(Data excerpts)
========================================================================
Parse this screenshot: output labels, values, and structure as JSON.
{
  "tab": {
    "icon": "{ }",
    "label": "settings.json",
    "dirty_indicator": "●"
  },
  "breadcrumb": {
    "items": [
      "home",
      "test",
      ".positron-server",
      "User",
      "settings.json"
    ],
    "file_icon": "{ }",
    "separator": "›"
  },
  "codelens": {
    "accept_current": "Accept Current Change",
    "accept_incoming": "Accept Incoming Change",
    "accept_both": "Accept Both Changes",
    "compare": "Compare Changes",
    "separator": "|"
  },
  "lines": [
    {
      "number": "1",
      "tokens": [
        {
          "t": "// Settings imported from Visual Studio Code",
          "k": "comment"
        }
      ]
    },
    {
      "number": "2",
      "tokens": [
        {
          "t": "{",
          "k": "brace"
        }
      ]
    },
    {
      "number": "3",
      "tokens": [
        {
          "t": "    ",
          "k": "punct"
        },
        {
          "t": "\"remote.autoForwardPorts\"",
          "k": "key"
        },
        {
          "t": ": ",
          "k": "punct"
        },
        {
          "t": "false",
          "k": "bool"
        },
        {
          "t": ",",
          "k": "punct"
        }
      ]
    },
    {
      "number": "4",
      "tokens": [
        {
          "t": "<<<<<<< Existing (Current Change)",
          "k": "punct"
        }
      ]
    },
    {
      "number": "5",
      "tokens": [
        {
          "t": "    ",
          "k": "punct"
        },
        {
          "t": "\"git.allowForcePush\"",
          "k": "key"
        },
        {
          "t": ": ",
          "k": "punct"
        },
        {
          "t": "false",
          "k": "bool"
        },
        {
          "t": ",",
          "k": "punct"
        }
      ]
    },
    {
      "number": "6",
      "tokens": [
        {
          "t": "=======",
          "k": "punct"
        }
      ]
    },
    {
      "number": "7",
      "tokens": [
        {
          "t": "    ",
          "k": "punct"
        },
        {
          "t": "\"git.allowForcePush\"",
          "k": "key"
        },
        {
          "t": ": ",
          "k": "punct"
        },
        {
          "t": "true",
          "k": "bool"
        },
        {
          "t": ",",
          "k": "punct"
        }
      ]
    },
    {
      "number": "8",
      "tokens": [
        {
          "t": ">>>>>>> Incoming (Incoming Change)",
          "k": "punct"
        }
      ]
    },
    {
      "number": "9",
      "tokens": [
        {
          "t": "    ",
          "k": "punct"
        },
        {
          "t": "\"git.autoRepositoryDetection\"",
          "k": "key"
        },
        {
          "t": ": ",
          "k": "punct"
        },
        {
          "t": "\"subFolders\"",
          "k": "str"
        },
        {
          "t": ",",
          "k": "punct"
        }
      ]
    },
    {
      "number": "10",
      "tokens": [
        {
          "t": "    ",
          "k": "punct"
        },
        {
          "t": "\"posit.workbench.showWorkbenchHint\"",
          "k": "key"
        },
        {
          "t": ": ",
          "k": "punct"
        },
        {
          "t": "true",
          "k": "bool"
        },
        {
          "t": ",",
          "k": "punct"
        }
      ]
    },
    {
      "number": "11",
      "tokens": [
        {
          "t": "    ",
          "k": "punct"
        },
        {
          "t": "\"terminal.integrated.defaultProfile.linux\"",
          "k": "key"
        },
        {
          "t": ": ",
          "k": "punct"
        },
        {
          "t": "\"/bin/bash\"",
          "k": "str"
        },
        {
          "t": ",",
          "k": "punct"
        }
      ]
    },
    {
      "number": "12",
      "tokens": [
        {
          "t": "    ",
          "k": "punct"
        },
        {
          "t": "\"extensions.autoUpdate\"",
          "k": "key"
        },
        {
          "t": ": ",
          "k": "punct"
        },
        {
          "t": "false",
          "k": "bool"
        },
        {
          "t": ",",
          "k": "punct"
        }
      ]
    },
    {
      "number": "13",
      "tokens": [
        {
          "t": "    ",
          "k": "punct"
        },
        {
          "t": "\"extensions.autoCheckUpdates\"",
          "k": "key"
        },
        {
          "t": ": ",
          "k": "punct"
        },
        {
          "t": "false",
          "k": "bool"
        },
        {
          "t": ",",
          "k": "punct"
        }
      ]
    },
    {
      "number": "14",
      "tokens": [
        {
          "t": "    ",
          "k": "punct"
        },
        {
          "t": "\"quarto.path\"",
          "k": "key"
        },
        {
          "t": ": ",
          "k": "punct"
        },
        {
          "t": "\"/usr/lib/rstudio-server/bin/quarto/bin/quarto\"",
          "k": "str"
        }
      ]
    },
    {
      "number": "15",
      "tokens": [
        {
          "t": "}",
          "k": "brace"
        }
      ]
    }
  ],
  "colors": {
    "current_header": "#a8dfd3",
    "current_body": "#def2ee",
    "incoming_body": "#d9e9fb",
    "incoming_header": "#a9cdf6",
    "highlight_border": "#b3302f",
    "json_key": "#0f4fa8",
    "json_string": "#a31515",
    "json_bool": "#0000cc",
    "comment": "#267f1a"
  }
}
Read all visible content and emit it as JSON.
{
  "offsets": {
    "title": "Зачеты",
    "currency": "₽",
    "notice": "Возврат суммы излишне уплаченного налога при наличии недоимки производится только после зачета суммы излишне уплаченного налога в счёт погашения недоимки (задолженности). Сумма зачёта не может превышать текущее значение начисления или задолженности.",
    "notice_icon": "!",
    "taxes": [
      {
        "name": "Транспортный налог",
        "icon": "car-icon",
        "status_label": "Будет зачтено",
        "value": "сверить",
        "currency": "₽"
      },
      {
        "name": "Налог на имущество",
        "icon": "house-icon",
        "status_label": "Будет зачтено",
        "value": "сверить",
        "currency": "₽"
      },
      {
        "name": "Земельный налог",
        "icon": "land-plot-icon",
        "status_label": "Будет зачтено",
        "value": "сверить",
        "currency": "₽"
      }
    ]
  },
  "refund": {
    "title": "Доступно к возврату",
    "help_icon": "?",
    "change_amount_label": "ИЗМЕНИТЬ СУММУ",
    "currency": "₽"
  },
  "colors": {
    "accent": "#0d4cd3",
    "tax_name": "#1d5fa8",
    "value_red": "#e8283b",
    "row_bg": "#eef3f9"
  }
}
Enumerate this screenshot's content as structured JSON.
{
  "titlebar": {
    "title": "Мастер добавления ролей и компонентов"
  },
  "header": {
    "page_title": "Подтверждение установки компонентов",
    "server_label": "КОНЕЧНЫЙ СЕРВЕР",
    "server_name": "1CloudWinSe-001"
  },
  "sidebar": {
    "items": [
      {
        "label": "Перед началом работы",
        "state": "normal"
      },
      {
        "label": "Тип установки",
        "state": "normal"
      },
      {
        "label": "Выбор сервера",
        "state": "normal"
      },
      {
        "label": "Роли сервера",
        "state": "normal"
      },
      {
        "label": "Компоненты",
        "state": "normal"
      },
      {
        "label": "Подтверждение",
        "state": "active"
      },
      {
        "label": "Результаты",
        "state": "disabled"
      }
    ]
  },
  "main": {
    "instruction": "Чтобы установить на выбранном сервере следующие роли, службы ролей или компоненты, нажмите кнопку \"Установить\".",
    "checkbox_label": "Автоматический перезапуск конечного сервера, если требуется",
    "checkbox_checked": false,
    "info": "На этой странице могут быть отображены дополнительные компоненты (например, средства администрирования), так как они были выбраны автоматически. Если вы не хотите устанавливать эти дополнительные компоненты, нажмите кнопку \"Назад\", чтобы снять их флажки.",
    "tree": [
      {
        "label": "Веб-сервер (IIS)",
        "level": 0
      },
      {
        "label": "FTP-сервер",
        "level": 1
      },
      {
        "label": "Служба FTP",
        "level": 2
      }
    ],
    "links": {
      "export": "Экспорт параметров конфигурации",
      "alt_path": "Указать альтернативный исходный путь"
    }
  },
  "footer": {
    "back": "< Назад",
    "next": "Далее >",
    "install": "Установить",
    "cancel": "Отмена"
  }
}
========================================================================
Task objective =
Set down the material above again, word for word.

Written reply =
Parse this screenshot: output labels, values, and structure as JSON.
{
  "tab": {
    "icon": "{ }",
    "label": "settings.json",
    "dirty_indicator": "●"
  },
  "breadcrumb": {
    "items": [
      "home",
      "test",
      ".positron-server",
      "User",
      "settings.json"
    ],
    "file_icon": "{ }",
    "separator": "›"
  },
  "codelens": {
    "accept_current": "Accept Current Change",
    "accept_incoming": "Accept Incoming Change",
    "accept_both": "Accept Both Changes",
    "compare": "Compare Changes",
    "separator": "|"
  },
  "lines": [
    {
      "number": "1",
      "tokens": [
        {
          "t": "// Settings imported from Visual Studio Code",
          "k": "comment"
        }
      ]
    },
    {
      "number": "2",
      "tokens": [
        {
          "t": "{",
          "k": "brace"
        }
      ]
    },
    {
      "number": "3",
      "tokens": [
        {
          "t": "    ",
          "k": "punct"
        },
        {
          "t": "\"remote.autoForwardPorts\"",
          "k": "key"
        },
        {
          "t": ": ",
          "k": "punct"
        },
        {
          "t": "false",
          "k": "bool"
        },
        {
          "t": ",",
          "k": "punct"
        }
      ]
    },
    {
      "number": "4",
      "tokens": [
        {
          "t": "<<<<<<< Existing (Current Change)",
          "k": "punct"
        }
      ]
    },
    {
      "number": "5",
      "tokens": [
        {
          "t": "    ",
          "k": "punct"
        },
        {
          "t": "\"git.allowForcePush\"",
          "k": "key"
        },
        {
          "t": ": ",
          "k": "punct"
        },
        {
          "t": "false",
          "k": "bool"
        },
        {
          "t": ",",
          "k": "punct"
        }
      ]
    },
    {
      "number": "6",
      "tokens": [
        {
          "t": "=======",
          "k": "punct"
        }
      ]
    },
    {
      "number": "7",
      "tokens": [
        {
          "t": "    ",
          "k": "punct"
        },
        {
          "t": "\"git.allowForcePush\"",
          "k": "key"
        },
        {
          "t": ": ",
          "k": "punct"
        },
        {
          "t": "true",
          "k": "bool"
        },
        {
          "t": ",",
          "k": "punct"
        }
      ]
    },
    {
      "number": "8",
      "tokens": [
        {
          "t": ">>>>>>> Incoming (Incoming Change)",
          "k": "punct"
        }
      ]
    },
    {
      "number": "9",
      "tokens": [
        {
          "t": "    ",
          "k": "punct"
        },
        {
          "t": "\"git.autoRepositoryDetection\"",
          "k": "key"
        },
        {
          "t": ": ",
          "k": "punct"
        },
        {
          "t": "\"subFolders\"",
          "k": "str"
        },
        {
          "t": ",",
          "k": "punct"
        }
      ]
    },
    {
      "number": "10",
      "tokens": [
        {
          "t": "    ",
          "k": "punct"
        },
        {
          "t": "\"posit.workbench.showWorkbenchHint\"",
          "k": "key"
        },
        {
          "t": ": ",
          "k": "punct"
        },
        {
          "t": "true",
          "k": "bool"
        },
        {
          "t": ",",
          "k": "punct"
        }
      ]
    },
    {
      "number": "11",
      "tokens": [
        {
          "t": "    ",
          "k": "punct"
        },
        {
          "t": "\"terminal.integrated.defaultProfile.linux\"",
          "k": "key"
        },
        {
          "t": ": ",
          "k": "punct"
        },
        {
          "t": "\"/bin/bash\"",
          "k": "str"
        },
        {
          "t": ",",
          "k": "punct"
        }
      ]
    },
    {
      "number": "12",
      "tokens": [
        {
          "t": "    ",
          "k": "punct"
        },
        {
          "t": "\"extensions.autoUpdate\"",
          "k": "key"
        },
        {
          "t": ": ",
          "k": "punct"
        },
        {
          "t": "false",
          "k": "bool"
        },
        {
          "t": ",",
          "k": "punct"
        }
      ]
    },
    {
      "number": "13",
      "tokens": [
        {
          "t": "    ",
          "k": "punct"
        },
        {
          "t": "\"extensions.autoCheckUpdates\"",
          "k": "key"
        },
        {
          "t": ": ",
          "k": "punct"
        },
        {
          "t": "false",
          "k": "bool"
        },
        {
          "t": ",",
          "k": "punct"
        }
      ]
    },
    {
      "number": "14",
      "tokens": [
        {
          "t": "    ",
          "k": "punct"
        },
        {
          "t": "\"quarto.path\"",
          "k": "key"
        },
        {
          "t": ": ",
          "k": "punct"
        },
        {
          "t": "\"/usr/lib/rstudio-server/bin/quarto/bin/quarto\"",
          "k": "str"
        }
      ]
    },
    {
      "number": "15",
      "tokens": [
        {
          "t": "}",
          "k": "brace"
        }
      ]
    }
  ],
  "colors": {
    "current_header": "#a8dfd3",
    "current_body": "#def2ee",
    "incoming_body": "#d9e9fb",
    "incoming_header": "#a9cdf6",
    "highlight_border": "#b3302f",
    "json_key": "#0f4fa8",
    "json_string": "#a31515",
    "json_bool": "#0000cc",
    "comment": "#267f1a"
  }
}
Read all visible content and emit it as JSON.
{
  "offsets": {
    "title": "Зачеты",
    "currency": "₽",
    "notice": "Возврат суммы излишне уплаченного налога при наличии недоимки производится только после зачета суммы излишне уплаченного налога в счёт погашения недоимки (задолженности). Сумма зачёта не может превышать текущее значение начисления или задолженности.",
    "notice_icon": "!",
    "taxes": [
      {
        "name": "Транспортный налог",
        "icon": "car-icon",
        "status_label": "Будет зачтено",
        "value": "сверить",
        "currency": "₽"
      },
      {
        "name": "Налог на имущество",
        "icon": "house-icon",
        "status_label": "Будет зачтено",
        "value": "сверить",
        "currency": "₽"
      },
      {
        "name": "Земельный налог",
        "icon": "land-plot-icon",
        "status_label": "Будет зачтено",
        "value": "сверить",
        "currency": "₽"
      }
    ]
  },
  "refund": {
    "title": "Доступно к возврату",
    "help_icon": "?",
    "change_amount_label": "ИЗМЕНИТЬ СУММУ",
    "currency": "₽"
  },
  "colors": {
    "accent": "#0d4cd3",
    "tax_name": "#1d5fa8",
    "value_red": "#e8283b",
    "row_bg": "#eef3f9"
  }
}
Enumerate this screenshot's content as structured JSON.
{
  "titlebar": {
    "title": "Мастер добавления ролей и компонентов"
  },
  "header": {
    "page_title": "Подтверждение установки компонентов",
    "server_label": "КОНЕЧНЫЙ СЕРВЕР",
    "server_name": "1CloudWinSe-001"
  },
  "sidebar": {
    "items": [
      {
        "label": "Перед началом работы",
        "state": "normal"
      },
      {
        "label": "Тип установки",
        "state": "normal"
      },
      {
        "label": "Выбор сервера",
        "state": "normal"
      },
      {
        "label": "Роли сервера",
        "state": "normal"
      },
      {
        "label": "Компоненты",
        "state": "normal"
      },
      {
        "label": "Подтверждение",
        "state": "active"
      },
      {
        "label": "Результаты",
        "state": "disabled"
      }
    ]
  },
  "main": {
    "instruction": "Чтобы установить на выбранном сервере следующие роли, службы ролей или компоненты, нажмите кнопку \"Установить\".",
    "checkbox_label": "Автоматический перезапуск конечного сервера, если требуется",
    "checkbox_checked": false,
    "info": "На этой странице могут быть отображены дополнительные компоненты (например, средства администрирования), так как они были выбраны автоматически. Если вы не хотите устанавливать эти дополнительные компоненты, нажмите кнопку \"Назад\", чтобы снять их флажки.",
    "tree": [
      {
        "label": "Веб-сервер (IIS)",
        "level": 0
      },
      {
        "label": "FTP-сервер",
        "level": 1
      },
      {
        "label": "Служба FTP",
        "level": 2
      }
    ],
    "links": {
      "export": "Экспорт параметров конфигурации",
      "alt_path": "Указать альтернативный исходный путь"
    }
  },
  "footer": {
    "back": "< Назад",
    "next": "Далее >",
    "install": "Установить",
    "cancel": "Отмена"
  }
}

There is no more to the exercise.